### SELECTED EXCERPT

* * *

Sunday, August 19, 2007

FNBO Blunder: Due Diligence 2nd Request Email

FNBO achieved the seemingly impossible: It created a run on an FDIC-insured bank.

"Security" Measure Creates Mass Insecurity

FNBO Direct followed its previous threat to keep customers’ money with this new threat:

As part of your initial application, we did not receive information regarding your current employer, occupation or position. In many cases, this is because you have a status of retired, unemployed or self-employed. We are updating our records as part of our on-going due diligence to be compliant with our standards to support the USA Patriot Act.

Due to the importance of the USA Patriot Act, we have placed a hold on your account(s) until we can document this information for our records. No deposits or withdrawals can be made through your account(s) until we receive this information. We will release the hold upon receipt of this information.

Please provide us with your previous employer, occupation and position by sending an email with this information to If this information is not received within 30 days, the account(s) may be closed. Your immediate attention to this matter is appreciated.

If you wish to discuss this further, please send an email to or call 877-370-3707. Please reference your FNBO Direct account number displayed at the top of this page when you contact us.

Thank you for choosing FNBO Direct for your Online Savings Account.

FNBO Direct Customer Service


  • The email does not state that any law requires these actions. FNBO only states that you must comply with "our" (FNBO's) standards (if a law does require them, that topic is for another article).

* * *

### EXTRACTED INFORMATION

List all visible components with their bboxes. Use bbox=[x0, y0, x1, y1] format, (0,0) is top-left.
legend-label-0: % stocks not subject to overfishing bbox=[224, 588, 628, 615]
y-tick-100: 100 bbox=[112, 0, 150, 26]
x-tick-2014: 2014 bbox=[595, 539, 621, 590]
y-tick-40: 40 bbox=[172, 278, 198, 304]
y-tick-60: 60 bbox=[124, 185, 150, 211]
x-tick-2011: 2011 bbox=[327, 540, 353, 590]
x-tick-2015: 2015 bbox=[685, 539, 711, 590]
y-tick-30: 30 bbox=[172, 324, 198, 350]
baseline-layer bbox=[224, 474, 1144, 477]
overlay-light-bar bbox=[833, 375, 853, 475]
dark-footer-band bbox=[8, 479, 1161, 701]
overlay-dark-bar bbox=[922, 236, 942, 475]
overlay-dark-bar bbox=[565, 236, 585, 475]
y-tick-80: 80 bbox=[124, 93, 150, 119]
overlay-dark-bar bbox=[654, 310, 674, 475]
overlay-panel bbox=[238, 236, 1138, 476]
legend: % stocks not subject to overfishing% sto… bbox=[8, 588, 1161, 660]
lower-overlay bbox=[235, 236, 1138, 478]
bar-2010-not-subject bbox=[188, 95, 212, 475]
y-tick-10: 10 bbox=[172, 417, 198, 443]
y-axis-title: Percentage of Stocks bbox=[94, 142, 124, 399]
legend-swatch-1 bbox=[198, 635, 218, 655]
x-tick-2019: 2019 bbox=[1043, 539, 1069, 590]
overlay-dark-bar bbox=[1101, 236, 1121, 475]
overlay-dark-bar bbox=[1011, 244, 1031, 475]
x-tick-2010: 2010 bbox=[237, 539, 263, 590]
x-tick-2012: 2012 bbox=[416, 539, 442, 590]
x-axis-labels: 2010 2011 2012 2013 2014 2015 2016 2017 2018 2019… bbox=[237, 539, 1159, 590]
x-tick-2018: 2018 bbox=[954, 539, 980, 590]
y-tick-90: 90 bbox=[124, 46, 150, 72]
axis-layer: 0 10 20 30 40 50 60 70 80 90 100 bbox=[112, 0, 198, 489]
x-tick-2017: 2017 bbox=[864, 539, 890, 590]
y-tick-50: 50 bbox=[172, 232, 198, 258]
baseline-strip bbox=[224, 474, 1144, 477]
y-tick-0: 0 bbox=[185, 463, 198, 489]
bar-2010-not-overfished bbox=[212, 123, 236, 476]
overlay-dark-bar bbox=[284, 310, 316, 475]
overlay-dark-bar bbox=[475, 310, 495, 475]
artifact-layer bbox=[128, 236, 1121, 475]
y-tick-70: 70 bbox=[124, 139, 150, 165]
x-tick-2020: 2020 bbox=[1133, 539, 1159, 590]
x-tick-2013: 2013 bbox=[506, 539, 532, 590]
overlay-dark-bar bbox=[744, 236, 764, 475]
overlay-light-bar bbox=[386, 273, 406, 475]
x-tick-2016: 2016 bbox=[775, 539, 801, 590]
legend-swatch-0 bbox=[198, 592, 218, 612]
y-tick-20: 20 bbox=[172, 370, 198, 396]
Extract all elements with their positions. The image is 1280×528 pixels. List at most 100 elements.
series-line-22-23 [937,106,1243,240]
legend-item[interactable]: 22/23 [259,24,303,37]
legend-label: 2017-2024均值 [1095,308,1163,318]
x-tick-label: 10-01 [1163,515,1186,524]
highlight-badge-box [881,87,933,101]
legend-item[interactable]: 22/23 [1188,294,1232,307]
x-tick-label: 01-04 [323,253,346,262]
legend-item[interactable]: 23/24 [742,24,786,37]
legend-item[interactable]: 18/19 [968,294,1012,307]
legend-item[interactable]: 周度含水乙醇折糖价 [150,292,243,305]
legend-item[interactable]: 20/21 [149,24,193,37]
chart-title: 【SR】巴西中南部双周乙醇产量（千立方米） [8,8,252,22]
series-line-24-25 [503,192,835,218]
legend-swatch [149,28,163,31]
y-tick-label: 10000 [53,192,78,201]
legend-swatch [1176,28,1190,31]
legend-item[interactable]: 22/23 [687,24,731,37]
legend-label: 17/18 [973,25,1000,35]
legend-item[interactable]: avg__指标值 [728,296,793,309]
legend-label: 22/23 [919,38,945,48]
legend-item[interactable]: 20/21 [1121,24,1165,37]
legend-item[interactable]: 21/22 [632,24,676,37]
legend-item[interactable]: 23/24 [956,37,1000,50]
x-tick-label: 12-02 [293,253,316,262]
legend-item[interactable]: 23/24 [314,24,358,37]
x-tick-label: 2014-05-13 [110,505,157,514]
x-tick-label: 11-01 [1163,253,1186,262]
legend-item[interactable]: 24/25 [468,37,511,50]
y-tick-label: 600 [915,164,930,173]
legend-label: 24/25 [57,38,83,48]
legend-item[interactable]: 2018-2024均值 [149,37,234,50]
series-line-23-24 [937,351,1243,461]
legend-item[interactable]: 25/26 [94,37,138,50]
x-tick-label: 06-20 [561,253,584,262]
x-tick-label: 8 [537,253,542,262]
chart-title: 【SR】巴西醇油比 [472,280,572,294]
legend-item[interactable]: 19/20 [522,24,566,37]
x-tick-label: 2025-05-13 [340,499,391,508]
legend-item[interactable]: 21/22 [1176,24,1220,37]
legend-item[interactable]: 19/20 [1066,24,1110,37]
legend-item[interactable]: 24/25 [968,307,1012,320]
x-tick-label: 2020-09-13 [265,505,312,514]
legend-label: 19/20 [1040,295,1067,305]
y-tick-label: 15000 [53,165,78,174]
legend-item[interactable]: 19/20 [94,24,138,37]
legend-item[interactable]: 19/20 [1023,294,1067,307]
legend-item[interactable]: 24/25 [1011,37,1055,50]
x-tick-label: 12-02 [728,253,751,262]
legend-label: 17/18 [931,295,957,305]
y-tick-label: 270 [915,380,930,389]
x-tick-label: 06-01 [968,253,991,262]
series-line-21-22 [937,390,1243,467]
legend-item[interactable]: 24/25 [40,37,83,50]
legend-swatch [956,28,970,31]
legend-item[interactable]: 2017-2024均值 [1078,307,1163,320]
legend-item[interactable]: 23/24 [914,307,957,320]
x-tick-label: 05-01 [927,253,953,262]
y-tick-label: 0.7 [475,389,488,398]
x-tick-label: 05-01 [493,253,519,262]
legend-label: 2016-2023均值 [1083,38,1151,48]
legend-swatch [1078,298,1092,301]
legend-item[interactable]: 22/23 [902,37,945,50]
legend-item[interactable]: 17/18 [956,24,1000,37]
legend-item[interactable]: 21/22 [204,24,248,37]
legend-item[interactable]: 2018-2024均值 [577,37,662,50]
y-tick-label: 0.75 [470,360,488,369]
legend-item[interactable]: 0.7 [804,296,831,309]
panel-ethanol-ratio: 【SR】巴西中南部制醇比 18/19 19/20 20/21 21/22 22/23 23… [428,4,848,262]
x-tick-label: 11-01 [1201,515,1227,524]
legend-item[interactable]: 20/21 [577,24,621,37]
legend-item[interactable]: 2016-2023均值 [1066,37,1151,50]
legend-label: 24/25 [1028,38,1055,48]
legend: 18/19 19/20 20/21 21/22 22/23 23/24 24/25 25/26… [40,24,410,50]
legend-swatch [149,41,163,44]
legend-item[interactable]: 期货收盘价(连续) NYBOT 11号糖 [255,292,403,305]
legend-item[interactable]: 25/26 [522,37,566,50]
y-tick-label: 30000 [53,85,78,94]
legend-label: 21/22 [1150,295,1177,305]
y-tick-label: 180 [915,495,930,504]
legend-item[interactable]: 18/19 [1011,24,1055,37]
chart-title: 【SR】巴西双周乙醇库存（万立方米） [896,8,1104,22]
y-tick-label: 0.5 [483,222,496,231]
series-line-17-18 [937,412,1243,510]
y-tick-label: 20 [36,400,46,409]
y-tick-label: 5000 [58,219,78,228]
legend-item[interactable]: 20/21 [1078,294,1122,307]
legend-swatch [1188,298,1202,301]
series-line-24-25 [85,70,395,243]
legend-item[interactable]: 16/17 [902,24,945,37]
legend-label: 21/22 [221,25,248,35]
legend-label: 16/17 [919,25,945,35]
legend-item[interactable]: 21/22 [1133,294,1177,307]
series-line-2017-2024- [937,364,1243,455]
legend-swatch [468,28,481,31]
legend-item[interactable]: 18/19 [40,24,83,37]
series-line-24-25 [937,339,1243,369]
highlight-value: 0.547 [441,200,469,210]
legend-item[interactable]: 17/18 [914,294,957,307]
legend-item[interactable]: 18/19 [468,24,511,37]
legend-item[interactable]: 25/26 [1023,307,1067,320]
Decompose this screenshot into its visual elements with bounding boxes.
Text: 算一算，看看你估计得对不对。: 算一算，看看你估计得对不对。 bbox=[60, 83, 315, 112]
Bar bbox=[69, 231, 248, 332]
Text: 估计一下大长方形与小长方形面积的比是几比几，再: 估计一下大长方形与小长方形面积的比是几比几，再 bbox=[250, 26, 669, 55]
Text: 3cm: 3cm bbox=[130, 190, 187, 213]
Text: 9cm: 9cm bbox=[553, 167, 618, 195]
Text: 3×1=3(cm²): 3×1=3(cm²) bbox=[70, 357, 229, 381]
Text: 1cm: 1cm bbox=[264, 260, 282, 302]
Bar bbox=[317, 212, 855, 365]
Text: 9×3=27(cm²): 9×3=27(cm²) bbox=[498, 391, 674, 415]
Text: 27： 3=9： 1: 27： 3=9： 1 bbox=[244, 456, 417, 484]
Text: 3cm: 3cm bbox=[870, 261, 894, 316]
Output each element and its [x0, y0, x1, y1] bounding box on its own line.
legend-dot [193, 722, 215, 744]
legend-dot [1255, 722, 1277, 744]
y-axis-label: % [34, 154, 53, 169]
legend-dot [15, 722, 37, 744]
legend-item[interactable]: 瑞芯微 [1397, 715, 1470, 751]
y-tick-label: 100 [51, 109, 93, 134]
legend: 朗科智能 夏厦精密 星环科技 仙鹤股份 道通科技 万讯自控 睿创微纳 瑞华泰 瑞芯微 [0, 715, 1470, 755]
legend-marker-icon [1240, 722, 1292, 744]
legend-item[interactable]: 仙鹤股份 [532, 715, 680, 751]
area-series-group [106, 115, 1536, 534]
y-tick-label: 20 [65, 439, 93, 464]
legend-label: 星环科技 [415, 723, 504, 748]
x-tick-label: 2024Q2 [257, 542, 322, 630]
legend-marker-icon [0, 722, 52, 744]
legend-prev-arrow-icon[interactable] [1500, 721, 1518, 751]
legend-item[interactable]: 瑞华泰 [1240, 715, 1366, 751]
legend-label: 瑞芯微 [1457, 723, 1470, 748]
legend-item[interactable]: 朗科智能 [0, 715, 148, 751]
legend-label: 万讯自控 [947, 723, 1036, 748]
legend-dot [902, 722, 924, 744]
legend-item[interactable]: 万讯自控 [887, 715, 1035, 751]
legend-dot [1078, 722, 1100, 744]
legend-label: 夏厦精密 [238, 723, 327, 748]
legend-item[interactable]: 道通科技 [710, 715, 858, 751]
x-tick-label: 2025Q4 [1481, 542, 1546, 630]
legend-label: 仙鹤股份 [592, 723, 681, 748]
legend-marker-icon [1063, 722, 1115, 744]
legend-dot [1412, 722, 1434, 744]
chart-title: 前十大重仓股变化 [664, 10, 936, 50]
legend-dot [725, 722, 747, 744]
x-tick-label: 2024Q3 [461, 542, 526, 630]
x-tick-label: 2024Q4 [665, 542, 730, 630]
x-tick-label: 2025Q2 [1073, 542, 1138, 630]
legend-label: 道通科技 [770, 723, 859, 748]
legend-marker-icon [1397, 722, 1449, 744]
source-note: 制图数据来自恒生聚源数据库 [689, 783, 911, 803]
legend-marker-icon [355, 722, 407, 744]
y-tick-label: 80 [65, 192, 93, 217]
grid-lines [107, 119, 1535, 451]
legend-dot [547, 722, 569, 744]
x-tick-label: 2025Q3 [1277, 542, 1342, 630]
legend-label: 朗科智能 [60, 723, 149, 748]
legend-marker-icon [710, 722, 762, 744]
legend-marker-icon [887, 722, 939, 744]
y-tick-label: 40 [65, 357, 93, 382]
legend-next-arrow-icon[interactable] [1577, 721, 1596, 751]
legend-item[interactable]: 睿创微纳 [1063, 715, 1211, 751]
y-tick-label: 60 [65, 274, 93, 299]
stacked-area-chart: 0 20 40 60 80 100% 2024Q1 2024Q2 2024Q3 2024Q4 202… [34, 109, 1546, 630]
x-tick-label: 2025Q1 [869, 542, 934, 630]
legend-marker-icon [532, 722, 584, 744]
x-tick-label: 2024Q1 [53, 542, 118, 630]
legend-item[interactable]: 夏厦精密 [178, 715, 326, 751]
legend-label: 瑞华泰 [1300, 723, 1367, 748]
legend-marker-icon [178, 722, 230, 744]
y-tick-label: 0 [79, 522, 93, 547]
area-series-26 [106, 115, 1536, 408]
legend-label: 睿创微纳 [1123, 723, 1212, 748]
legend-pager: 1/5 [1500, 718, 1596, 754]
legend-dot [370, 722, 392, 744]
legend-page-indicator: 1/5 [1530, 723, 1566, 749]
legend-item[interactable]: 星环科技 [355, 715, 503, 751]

* * *

### DIRECTIONS FOR THIS TASK
Can you reproduce the whole FNBO post word for word? Rely only on the FNBO post, not on the material.

### SOLUTION TO THE EXERCISE
Sunday, August 19, 2007

FNBO Blunder: Due Diligence 2nd Request Email

FNBO achieved the seemingly impossible: It created a run on an FDIC-insured bank.

"Security" Measure Creates Mass Insecurity

FNBO Direct followed its previous threat to keep customers’ money with this new threat:

As part of your initial application, we did not receive information regarding your current employer, occupation or position. In many cases, this is because you have a status of retired, unemployed or self-employed. We are updating our records as part of our on-going due diligence to be compliant with our standards to support the USA Patriot Act.

Due to the importance of the USA Patriot Act, we have placed a hold on your account(s) until we can document this information for our records. No deposits or withdrawals can be made through your account(s) until we receive this information. We will release the hold upon receipt of this information.

Please provide us with your previous employer, occupation and position by sending an email with this information to If this information is not received within 30 days, the account(s) may be closed. Your immediate attention to this matter is appreciated.

If you wish to discuss this further, please send an email to or call 877-370-3707. Please reference your FNBO Direct account number displayed at the top of this page when you contact us.

Thank you for choosing FNBO Direct for your Online Savings Account.

FNBO Direct Customer Service


  • The email does not state that any law requires these actions. FNBO only states that you must comply with "our" (FNBO's) standards (if a law does require them, that topic is for another article).